AVAILABLE DATA:
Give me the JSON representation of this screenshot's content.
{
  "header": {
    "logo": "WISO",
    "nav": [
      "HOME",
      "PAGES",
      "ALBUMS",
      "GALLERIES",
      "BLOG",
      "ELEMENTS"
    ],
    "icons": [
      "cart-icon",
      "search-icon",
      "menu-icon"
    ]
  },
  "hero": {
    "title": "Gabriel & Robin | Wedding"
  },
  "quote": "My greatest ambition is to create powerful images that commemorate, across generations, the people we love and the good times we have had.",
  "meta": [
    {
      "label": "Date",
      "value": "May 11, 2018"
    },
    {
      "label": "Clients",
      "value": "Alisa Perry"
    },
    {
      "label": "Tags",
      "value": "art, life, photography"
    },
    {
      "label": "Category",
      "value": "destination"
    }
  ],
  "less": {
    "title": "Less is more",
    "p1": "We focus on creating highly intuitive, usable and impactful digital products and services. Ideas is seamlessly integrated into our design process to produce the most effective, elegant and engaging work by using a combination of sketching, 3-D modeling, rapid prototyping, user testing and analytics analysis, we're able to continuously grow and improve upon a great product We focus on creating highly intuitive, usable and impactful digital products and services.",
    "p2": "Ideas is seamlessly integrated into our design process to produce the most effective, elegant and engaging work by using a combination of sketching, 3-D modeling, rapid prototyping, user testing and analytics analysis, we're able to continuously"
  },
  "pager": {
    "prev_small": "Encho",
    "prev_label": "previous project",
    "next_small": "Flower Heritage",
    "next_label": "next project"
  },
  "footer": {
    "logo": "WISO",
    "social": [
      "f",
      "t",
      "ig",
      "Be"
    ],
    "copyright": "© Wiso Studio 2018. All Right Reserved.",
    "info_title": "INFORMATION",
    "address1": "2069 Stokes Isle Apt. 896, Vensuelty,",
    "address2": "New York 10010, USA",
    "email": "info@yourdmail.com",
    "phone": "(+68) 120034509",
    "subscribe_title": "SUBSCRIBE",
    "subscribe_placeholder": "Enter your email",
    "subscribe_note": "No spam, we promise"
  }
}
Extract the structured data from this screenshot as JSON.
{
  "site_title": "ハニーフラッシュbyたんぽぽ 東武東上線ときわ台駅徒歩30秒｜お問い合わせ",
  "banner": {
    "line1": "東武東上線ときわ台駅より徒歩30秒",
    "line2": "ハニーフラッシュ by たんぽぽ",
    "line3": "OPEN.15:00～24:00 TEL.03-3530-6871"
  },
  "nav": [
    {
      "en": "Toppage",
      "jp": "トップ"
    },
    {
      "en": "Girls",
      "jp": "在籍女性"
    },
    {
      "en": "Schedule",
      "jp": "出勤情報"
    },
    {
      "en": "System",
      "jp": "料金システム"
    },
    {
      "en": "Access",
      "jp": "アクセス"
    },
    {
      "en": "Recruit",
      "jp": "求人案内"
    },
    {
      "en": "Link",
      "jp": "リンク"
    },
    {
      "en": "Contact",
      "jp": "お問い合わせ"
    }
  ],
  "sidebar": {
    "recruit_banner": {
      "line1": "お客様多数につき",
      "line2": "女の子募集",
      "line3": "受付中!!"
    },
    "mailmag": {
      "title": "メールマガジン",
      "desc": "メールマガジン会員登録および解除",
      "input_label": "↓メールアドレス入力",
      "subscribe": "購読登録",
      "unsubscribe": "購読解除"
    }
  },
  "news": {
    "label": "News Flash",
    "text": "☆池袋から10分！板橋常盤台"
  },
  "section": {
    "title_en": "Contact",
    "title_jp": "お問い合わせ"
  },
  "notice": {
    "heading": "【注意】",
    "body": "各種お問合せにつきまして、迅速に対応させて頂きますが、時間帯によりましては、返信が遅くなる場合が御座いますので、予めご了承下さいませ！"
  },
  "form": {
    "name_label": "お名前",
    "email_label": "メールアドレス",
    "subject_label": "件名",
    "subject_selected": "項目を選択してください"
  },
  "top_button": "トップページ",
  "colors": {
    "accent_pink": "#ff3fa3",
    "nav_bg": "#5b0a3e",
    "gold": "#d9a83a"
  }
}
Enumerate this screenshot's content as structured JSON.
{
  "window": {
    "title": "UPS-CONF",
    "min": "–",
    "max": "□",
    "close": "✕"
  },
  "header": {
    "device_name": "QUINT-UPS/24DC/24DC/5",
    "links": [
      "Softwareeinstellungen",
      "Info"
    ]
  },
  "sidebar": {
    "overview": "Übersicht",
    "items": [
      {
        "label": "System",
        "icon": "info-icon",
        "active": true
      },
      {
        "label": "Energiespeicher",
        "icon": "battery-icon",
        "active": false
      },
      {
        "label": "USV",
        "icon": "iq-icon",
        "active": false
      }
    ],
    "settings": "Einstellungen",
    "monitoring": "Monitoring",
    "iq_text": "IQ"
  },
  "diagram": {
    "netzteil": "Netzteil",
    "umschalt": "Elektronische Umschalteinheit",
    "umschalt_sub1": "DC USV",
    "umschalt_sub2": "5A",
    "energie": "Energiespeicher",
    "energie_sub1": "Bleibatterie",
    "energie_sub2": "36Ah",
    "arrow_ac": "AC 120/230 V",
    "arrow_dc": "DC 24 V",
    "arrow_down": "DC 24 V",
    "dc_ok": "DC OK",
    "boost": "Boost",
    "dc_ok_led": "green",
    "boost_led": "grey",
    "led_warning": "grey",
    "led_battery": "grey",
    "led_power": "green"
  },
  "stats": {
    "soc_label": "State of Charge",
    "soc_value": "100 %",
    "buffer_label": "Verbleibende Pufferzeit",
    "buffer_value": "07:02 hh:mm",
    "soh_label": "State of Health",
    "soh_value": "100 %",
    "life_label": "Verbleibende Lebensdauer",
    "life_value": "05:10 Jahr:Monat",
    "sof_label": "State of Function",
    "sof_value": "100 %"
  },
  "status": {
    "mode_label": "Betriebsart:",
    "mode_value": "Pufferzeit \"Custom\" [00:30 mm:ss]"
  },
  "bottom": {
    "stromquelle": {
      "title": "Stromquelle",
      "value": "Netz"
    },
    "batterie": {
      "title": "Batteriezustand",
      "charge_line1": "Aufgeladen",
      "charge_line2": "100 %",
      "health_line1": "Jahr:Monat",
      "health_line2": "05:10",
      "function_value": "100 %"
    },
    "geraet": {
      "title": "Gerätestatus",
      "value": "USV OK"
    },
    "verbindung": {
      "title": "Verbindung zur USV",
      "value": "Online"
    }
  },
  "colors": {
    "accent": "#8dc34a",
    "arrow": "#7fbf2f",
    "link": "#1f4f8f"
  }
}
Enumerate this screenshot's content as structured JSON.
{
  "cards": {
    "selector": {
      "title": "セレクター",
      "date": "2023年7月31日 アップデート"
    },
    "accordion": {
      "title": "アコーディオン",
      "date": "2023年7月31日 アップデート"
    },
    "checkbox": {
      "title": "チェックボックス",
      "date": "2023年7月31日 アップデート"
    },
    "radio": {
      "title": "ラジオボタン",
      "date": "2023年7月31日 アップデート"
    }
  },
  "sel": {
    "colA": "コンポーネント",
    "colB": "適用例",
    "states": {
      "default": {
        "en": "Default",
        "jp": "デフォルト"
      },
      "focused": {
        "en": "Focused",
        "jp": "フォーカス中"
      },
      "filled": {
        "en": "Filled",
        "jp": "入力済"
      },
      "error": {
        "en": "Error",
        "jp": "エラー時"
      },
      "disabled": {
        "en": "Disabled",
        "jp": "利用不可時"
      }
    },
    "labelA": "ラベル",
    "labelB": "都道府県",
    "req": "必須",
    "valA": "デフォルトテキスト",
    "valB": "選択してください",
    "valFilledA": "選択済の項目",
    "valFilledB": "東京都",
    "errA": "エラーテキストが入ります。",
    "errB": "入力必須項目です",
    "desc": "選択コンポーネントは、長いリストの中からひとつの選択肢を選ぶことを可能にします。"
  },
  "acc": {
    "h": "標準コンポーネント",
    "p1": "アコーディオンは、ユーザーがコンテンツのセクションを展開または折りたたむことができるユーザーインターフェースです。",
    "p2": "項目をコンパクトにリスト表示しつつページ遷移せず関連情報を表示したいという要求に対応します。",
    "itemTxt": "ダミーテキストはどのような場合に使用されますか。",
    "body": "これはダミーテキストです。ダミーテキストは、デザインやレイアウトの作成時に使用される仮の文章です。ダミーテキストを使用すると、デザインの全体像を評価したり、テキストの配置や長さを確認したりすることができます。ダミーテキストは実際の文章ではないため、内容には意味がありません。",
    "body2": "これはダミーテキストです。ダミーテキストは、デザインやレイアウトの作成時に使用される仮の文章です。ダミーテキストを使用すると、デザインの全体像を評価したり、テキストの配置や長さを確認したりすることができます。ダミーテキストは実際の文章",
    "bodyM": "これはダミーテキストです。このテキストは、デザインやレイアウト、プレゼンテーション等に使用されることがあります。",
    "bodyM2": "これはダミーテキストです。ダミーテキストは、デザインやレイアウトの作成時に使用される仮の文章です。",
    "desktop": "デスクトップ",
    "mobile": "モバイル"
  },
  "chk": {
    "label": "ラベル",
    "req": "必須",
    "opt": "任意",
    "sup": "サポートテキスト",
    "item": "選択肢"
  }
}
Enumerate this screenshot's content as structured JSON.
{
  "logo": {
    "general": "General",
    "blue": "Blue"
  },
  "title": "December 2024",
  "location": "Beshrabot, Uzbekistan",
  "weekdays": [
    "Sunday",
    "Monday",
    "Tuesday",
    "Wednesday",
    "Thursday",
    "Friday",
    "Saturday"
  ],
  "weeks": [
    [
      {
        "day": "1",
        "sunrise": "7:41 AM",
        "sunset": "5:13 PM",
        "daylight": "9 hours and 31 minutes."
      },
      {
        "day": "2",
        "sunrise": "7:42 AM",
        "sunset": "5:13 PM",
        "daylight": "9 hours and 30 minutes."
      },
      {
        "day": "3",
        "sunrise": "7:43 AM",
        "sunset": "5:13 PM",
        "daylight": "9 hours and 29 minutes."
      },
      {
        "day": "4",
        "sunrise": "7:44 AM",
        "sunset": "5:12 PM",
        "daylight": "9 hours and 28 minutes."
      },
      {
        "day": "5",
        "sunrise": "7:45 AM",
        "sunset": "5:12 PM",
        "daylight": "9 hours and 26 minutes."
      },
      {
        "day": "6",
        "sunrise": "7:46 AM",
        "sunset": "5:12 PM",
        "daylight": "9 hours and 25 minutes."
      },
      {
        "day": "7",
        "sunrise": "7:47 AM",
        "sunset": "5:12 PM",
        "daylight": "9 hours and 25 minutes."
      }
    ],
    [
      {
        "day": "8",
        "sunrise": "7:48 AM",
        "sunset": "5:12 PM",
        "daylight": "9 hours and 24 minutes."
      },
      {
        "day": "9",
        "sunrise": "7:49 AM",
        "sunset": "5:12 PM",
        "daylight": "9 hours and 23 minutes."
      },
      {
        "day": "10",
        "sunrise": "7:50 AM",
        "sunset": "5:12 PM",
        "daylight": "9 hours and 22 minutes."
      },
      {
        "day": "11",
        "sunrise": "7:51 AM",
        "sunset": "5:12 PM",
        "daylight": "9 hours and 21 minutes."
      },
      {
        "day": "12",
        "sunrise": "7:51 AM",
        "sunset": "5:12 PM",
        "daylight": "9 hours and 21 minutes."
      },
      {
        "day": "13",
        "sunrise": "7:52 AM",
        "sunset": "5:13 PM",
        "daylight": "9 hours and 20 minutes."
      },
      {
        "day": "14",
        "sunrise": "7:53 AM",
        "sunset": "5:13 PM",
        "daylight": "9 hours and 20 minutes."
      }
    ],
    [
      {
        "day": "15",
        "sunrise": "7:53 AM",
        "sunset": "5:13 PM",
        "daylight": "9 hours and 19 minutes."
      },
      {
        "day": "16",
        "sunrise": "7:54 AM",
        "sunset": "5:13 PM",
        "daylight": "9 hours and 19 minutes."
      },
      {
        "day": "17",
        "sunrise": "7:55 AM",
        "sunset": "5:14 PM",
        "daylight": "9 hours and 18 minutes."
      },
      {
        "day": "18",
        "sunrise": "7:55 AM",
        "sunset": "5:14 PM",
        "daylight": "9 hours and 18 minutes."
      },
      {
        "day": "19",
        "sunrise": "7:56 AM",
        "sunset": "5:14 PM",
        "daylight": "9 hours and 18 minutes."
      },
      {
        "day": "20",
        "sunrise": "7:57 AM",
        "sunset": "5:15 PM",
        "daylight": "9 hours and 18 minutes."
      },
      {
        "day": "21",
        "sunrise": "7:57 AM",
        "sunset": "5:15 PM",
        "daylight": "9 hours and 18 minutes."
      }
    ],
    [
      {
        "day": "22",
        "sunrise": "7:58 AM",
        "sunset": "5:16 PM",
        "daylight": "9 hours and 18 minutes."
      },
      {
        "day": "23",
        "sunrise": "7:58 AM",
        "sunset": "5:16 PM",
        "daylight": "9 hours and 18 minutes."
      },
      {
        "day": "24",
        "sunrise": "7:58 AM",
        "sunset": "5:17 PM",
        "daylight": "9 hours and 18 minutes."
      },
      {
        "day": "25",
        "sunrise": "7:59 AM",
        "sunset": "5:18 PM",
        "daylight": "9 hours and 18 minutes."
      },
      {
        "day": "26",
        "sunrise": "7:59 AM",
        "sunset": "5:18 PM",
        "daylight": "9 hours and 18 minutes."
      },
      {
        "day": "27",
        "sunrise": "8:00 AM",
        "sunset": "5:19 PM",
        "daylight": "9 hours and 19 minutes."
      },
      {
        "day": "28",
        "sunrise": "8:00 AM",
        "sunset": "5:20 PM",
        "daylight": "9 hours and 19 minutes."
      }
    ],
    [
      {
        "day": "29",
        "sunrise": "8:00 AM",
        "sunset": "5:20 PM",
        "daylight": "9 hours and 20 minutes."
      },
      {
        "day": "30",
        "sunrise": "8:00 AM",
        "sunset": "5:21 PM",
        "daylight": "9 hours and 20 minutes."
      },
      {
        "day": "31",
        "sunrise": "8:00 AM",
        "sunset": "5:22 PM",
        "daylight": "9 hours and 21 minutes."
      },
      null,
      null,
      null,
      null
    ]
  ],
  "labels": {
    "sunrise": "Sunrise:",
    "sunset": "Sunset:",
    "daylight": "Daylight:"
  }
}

EXERCISE OBJECTIVE: In the records shown above, how many lines include the word "Monat"? Answer with the number only.

FINISHED ANSWER: 2